» **What you are asked to do**: Repeat the lines that follow, leaving nothing out.

» **The input**:

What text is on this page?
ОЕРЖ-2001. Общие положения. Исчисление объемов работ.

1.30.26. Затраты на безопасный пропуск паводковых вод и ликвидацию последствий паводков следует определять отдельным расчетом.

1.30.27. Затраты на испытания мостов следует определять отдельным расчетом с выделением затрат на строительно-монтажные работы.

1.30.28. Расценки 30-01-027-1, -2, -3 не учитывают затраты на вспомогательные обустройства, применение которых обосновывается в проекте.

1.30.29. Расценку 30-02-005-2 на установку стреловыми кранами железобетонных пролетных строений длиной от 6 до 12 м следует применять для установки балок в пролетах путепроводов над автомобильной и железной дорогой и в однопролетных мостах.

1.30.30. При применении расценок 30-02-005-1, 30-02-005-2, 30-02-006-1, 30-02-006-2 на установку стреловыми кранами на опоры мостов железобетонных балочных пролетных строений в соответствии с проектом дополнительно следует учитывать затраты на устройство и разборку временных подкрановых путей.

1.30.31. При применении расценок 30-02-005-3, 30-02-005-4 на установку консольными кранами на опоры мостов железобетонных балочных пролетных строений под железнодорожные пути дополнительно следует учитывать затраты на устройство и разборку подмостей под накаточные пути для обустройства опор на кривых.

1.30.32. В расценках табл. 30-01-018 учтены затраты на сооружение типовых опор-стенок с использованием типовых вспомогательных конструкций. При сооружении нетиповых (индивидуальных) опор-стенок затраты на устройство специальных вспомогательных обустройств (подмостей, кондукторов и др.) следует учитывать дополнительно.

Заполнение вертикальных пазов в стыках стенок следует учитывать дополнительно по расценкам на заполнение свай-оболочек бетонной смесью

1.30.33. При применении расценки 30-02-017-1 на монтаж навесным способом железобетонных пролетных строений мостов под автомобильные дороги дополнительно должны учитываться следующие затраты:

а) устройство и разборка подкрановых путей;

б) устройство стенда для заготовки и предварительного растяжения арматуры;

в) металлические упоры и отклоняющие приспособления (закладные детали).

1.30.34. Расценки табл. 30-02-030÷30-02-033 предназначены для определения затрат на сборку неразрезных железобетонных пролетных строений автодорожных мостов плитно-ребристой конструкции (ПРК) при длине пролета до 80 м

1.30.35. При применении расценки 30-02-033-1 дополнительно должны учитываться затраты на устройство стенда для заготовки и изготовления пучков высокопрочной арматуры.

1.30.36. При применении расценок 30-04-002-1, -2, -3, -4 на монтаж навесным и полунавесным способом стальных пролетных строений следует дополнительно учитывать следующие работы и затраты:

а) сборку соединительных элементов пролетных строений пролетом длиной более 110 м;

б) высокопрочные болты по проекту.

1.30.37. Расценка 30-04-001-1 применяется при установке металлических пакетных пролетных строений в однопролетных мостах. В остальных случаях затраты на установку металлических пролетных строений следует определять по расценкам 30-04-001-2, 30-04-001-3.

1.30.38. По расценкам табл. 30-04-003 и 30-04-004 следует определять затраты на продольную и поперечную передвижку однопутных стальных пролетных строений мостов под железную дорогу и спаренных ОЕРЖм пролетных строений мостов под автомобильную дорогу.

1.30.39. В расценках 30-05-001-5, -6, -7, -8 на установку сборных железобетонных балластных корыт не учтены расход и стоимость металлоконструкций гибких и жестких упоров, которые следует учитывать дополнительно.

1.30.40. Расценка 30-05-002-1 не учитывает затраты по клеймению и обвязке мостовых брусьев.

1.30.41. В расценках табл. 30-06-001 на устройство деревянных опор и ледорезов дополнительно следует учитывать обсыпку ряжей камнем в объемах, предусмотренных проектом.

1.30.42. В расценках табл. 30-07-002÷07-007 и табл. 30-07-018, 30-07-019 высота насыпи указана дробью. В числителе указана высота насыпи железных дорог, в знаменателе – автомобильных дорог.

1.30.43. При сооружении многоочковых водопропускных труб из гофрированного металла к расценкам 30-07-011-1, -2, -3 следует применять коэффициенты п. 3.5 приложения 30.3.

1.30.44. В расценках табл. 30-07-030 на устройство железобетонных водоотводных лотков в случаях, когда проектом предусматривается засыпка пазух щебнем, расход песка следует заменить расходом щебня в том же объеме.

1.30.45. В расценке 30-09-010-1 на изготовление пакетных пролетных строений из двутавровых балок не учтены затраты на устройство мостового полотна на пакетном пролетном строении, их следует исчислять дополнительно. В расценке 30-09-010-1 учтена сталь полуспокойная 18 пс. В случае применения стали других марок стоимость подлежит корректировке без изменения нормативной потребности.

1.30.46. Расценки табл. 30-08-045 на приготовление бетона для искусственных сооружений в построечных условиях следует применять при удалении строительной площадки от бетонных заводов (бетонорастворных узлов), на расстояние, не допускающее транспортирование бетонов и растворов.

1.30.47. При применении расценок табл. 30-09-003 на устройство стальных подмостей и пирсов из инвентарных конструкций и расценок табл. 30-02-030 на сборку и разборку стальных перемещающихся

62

» **Finished answer**:
What text is on this page?
ОЕРЖ-2001. Общие положения. Исчисление объемов работ.

1.30.26. Затраты на безопасный пропуск паводковых вод и ликвидацию последствий паводков следует определять отдельным расчетом.

1.30.27. Затраты на испытания мостов следует определять отдельным расчетом с выделением затрат на строительно-монтажные работы.

1.30.28. Расценки 30-01-027-1, -2, -3 не учитывают затраты на вспомогательные обустройства, применение которых обосновывается в проекте.

1.30.29. Расценку 30-02-005-2 на установку стреловыми кранами железобетонных пролетных строений длиной от 6 до 12 м следует применять для установки балок в пролетах путепроводов над автомобильной и железной дорогой и в однопролетных мостах.

1.30.30. При применении расценок 30-02-005-1, 30-02-005-2, 30-02-006-1, 30-02-006-2 на установку стреловыми кранами на опоры мостов железобетонных балочных пролетных строений в соответствии с проектом дополнительно следует учитывать затраты на устройство и разборку временных подкрановых путей.

1.30.31. При применении расценок 30-02-005-3, 30-02-005-4 на установку консольными кранами на опоры мостов железобетонных балочных пролетных строений под железнодорожные пути дополнительно следует учитывать затраты на устройство и разборку подмостей под накаточные пути для обустройства опор на кривых.

1.30.32. В расценках табл. 30-01-018 учтены затраты на сооружение типовых опор-стенок с использованием типовых вспомогательных конструкций. При сооружении нетиповых (индивидуальных) опор-стенок затраты на устройство специальных вспомогательных обустройств (подмостей, кондукторов и др.) следует учитывать дополнительно.

Заполнение вертикальных пазов в стыках стенок следует учитывать дополнительно по расценкам на заполнение свай-оболочек бетонной смесью

1.30.33. При применении расценки 30-02-017-1 на монтаж навесным способом железобетонных пролетных строений мостов под автомобильные дороги дополнительно должны учитываться следующие затраты:

а) устройство и разборка подкрановых путей;

б) устройство стенда для заготовки и предварительного растяжения арматуры;

в) металлические упоры и отклоняющие приспособления (закладные детали).

1.30.34. Расценки табл. 30-02-030÷30-02-033 предназначены для определения затрат на сборку неразрезных железобетонных пролетных строений автодорожных мостов плитно-ребристой конструкции (ПРК) при длине пролета до 80 м

1.30.35. При применении расценки 30-02-033-1 дополнительно должны учитываться затраты на устройство стенда для заготовки и изготовления пучков высокопрочной арматуры.

1.30.36. При применении расценок 30-04-002-1, -2, -3, -4 на монтаж навесным и полунавесным способом стальных пролетных строений следует дополнительно учитывать следующие работы и затраты:

а) сборку соединительных элементов пролетных строений пролетом длиной более 110 м;

б) высокопрочные болты по проекту.

1.30.37. Расценка 30-04-001-1 применяется при установке металлических пакетных пролетных строений в однопролетных мостах. В остальных случаях затраты на установку металлических пролетных строений следует определять по расценкам 30-04-001-2, 30-04-001-3.

1.30.38. По расценкам табл. 30-04-003 и 30-04-004 следует определять затраты на продольную и поперечную передвижку однопутных стальных пролетных строений мостов под железную дорогу и спаренных ОЕРЖм пролетных строений мостов под автомобильную дорогу.

1.30.39. В расценках 30-05-001-5, -6, -7, -8 на установку сборных железобетонных балластных корыт не учтены расход и стоимость металлоконструкций гибких и жестких упоров, которые следует учитывать дополнительно.

1.30.40. Расценка 30-05-002-1 не учитывает затраты по клеймению и обвязке мостовых брусьев.

1.30.41. В расценках табл. 30-06-001 на устройство деревянных опор и ледорезов дополнительно следует учитывать обсыпку ряжей камнем в объемах, предусмотренных проектом.

1.30.42. В расценках табл. 30-07-002÷07-007 и табл. 30-07-018, 30-07-019 высота насыпи указана дробью. В числителе указана высота насыпи железных дорог, в знаменателе – автомобильных дорог.

1.30.43. При сооружении многоочковых водопропускных труб из гофрированного металла к расценкам 30-07-011-1, -2, -3 следует применять коэффициенты п. 3.5 приложения 30.3.

1.30.44. В расценках табл. 30-07-030 на устройство железобетонных водоотводных лотков в случаях, когда проектом предусматривается засыпка пазух щебнем, расход песка следует заменить расходом щебня в том же объеме.

1.30.45. В расценке 30-09-010-1 на изготовление пакетных пролетных строений из двутавровых балок не учтены затраты на устройство мостового полотна на пакетном пролетном строении, их следует исчислять дополнительно. В расценке 30-09-010-1 учтена сталь полуспокойная 18 пс. В случае применения стали других марок стоимость подлежит корректировке без изменения нормативной потребности.

1.30.46. Расценки табл. 30-08-045 на приготовление бетона для искусственных сооружений в построечных условиях следует применять при удалении строительной площадки от бетонных заводов (бетонорастворных узлов), на расстояние, не допускающее транспортирование бетонов и растворов.

1.30.47. При применении расценок табл. 30-09-003 на устройство стальных подмостей и пирсов из инвентарных конструкций и расценок табл. 30-02-030 на сборку и разборку стальных перемещающихся

62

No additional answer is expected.